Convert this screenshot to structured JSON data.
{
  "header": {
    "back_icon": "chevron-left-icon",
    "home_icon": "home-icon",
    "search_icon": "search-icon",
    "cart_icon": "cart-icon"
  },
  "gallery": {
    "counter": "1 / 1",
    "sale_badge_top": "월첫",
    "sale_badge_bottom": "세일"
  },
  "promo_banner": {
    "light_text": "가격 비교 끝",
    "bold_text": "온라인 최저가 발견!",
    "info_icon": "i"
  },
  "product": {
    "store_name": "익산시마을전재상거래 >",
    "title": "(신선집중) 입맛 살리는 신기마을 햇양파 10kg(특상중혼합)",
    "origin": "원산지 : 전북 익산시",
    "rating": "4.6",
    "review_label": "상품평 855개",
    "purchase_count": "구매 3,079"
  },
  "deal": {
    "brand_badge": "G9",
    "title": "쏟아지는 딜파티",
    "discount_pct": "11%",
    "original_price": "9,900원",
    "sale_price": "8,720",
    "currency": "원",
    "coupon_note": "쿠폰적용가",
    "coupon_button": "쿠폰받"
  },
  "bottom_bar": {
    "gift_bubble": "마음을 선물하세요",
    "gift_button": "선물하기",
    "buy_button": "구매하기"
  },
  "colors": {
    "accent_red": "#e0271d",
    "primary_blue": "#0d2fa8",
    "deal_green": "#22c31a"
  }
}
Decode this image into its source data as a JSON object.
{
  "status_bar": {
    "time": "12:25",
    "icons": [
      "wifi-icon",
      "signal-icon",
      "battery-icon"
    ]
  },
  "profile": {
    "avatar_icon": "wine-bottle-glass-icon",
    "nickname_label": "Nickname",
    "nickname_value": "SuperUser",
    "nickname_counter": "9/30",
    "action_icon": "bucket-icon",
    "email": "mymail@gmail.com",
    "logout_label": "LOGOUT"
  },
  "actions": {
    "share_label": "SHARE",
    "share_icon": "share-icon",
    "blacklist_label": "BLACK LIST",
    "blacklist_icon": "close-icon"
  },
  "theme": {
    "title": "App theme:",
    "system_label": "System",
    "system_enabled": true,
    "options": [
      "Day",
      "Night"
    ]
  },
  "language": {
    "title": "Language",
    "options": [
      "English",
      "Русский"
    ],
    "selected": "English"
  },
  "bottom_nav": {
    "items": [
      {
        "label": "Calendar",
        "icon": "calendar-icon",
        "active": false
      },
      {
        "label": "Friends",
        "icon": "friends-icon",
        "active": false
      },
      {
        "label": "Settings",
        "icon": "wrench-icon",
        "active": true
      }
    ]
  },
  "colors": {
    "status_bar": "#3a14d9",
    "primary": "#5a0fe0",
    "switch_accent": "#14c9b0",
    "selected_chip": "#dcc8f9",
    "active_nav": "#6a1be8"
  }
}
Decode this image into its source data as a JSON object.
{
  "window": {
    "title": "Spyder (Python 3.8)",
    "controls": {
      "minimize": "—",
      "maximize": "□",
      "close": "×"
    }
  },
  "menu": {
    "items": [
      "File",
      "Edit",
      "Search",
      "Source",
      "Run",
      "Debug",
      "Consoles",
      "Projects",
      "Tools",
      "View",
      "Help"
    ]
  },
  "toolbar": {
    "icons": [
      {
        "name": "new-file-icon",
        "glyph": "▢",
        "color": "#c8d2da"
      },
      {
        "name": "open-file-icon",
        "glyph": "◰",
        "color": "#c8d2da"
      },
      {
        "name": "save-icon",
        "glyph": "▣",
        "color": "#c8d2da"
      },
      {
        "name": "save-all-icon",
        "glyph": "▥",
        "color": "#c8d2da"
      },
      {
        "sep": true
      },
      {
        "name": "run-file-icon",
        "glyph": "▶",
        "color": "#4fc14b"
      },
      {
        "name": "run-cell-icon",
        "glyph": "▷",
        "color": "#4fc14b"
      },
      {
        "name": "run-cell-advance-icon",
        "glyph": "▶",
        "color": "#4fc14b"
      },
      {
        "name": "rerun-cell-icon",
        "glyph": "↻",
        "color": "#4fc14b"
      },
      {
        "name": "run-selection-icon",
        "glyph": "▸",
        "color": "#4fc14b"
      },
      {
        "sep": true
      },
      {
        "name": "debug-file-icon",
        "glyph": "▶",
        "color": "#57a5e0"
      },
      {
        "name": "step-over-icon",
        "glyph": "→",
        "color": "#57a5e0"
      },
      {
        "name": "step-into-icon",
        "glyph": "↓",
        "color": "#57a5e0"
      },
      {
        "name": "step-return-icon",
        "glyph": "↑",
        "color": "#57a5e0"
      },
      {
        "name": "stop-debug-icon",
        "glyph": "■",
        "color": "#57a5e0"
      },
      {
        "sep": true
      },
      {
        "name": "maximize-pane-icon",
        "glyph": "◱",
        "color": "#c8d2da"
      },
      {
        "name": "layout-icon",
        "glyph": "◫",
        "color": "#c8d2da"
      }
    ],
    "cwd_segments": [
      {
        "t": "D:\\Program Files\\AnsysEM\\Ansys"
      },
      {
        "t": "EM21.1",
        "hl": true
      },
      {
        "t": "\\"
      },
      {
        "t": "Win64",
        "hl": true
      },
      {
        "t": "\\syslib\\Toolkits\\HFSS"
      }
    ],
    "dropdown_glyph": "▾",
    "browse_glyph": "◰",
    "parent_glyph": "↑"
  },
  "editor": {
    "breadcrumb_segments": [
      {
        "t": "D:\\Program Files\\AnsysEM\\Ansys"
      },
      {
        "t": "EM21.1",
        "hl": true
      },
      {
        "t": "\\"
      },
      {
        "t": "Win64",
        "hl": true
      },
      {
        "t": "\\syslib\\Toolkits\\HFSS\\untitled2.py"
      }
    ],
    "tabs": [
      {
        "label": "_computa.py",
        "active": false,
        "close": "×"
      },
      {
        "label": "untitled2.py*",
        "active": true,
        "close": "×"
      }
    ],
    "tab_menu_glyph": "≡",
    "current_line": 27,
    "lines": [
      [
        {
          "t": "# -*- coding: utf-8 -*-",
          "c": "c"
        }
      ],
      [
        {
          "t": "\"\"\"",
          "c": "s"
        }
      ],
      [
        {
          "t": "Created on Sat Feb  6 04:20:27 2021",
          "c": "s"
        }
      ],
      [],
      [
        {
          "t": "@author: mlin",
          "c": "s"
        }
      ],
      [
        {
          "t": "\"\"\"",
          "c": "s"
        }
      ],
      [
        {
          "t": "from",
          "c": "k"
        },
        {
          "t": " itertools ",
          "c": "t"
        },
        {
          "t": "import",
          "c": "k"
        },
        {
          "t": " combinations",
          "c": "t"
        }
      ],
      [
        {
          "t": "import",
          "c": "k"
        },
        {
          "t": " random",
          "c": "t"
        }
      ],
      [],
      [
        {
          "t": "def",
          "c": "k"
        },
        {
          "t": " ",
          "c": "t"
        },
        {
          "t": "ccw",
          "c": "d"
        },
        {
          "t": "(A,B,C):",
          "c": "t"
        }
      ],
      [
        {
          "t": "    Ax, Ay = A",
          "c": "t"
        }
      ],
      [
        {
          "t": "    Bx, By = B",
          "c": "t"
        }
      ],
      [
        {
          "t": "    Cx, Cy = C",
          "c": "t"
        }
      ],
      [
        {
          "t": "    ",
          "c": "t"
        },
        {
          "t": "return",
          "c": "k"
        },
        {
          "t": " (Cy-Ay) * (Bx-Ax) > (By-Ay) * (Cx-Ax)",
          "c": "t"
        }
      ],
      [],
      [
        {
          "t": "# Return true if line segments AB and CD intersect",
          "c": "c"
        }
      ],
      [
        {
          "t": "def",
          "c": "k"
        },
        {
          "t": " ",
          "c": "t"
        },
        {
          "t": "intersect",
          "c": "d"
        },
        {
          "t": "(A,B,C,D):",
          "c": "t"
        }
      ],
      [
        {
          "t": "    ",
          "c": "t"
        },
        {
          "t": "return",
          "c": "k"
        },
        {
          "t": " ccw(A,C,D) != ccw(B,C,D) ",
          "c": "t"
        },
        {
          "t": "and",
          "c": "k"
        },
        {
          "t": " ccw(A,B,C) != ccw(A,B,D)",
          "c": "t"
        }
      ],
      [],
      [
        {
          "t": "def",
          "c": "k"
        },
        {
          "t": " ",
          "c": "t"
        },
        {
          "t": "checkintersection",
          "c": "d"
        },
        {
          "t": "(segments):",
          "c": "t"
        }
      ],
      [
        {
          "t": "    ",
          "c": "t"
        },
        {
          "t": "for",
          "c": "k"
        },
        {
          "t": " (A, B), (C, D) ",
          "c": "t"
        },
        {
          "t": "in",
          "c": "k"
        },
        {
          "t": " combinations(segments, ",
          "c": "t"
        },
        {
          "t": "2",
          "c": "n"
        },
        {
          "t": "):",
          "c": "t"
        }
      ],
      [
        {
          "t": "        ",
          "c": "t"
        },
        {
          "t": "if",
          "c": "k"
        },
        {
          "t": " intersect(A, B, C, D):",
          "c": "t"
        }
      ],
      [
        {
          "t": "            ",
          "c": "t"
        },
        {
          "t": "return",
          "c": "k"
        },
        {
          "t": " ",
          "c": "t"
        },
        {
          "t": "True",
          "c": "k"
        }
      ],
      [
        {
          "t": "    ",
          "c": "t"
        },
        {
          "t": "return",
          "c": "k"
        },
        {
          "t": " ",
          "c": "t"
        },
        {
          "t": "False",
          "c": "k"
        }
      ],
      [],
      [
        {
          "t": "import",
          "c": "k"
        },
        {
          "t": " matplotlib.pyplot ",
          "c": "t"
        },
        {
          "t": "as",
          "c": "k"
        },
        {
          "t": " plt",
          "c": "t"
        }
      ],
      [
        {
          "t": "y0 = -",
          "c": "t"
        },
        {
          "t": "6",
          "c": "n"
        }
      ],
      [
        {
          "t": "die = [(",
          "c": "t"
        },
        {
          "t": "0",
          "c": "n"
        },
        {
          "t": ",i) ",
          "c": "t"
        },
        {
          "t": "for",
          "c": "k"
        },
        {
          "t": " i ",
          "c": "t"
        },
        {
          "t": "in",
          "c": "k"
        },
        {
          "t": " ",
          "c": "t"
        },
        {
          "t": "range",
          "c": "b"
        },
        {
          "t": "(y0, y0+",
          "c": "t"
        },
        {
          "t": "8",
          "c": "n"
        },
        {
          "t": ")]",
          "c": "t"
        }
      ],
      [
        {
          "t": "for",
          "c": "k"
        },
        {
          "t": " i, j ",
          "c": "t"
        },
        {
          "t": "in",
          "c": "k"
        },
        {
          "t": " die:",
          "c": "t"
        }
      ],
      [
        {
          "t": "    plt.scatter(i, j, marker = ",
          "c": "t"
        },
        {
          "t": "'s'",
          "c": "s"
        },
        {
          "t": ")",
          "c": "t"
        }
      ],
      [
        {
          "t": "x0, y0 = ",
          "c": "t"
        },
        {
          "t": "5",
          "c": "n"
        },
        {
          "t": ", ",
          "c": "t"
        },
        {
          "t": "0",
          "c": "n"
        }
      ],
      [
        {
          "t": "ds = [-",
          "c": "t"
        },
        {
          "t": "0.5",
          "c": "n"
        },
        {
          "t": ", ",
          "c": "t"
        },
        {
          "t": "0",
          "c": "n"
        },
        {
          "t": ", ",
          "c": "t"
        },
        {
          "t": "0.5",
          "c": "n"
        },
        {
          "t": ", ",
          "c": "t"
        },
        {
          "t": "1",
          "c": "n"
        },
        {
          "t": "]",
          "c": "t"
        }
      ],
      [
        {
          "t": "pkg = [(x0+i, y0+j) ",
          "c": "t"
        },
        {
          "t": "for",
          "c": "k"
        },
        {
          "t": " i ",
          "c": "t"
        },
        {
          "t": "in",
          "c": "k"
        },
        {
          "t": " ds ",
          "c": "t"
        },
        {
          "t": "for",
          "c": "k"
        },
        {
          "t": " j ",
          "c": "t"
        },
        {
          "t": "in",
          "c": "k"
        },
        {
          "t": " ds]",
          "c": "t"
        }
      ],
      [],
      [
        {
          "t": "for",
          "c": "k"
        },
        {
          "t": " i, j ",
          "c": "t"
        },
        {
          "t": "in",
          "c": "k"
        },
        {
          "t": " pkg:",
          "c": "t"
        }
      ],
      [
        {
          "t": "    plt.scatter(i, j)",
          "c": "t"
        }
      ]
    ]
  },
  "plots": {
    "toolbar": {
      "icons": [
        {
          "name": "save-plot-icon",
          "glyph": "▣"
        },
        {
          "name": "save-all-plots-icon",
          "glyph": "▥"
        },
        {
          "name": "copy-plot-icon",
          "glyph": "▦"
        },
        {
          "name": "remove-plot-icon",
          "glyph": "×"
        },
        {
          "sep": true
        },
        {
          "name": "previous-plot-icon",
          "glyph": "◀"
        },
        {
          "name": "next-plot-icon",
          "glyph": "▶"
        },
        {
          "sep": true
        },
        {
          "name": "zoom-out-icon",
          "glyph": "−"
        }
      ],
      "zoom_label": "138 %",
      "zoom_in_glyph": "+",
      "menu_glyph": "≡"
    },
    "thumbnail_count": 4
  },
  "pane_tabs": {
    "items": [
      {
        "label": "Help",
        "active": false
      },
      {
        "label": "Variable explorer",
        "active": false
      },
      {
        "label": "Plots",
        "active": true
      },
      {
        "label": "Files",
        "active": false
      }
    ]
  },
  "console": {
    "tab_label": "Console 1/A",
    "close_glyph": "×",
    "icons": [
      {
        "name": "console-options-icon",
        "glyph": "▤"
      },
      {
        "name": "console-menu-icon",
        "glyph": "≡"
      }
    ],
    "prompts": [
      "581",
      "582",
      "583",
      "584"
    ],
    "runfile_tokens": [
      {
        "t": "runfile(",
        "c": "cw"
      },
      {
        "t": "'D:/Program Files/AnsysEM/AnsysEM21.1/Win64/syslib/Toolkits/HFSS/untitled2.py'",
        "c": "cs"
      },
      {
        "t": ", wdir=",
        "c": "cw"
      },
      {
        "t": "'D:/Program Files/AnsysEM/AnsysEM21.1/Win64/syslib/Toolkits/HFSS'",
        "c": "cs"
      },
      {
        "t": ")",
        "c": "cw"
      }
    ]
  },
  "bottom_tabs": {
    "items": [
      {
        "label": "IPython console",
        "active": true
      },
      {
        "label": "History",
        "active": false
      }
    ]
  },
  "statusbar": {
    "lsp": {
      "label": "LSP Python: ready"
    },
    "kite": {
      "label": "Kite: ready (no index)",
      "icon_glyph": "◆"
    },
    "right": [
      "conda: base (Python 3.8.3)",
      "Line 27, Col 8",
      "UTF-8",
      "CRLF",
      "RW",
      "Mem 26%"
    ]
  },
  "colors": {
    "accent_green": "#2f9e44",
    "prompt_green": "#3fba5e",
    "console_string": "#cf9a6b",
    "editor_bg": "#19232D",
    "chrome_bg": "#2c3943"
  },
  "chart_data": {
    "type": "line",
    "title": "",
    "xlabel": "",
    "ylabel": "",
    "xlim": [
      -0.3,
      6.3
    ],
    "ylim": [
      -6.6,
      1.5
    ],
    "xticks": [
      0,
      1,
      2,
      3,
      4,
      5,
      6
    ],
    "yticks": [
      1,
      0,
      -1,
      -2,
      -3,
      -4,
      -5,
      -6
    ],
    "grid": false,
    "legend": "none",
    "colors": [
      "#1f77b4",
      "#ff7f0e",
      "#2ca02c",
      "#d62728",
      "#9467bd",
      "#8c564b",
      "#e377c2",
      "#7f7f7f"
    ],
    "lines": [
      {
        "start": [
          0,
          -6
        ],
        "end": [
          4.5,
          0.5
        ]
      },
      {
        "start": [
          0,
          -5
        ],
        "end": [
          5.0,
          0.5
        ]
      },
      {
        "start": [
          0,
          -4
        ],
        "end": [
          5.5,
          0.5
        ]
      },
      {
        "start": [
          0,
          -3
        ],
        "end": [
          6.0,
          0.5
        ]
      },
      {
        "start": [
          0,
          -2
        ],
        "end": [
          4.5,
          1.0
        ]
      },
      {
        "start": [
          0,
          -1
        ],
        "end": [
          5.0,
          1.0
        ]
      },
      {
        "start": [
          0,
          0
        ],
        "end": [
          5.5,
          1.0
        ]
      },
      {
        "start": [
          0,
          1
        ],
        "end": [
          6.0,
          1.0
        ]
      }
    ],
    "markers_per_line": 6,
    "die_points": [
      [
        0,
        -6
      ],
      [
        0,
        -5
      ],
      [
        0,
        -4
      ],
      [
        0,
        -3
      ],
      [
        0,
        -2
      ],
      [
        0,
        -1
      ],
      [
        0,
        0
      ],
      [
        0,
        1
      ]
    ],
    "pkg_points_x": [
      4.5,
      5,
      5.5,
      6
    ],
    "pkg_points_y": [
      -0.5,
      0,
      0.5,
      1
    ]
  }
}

Work required:
Track down the lines that include the word "ready" and copy them.

Task result:
      "label": "LSP Python: ready"
      "label": "Kite: ready (no index)",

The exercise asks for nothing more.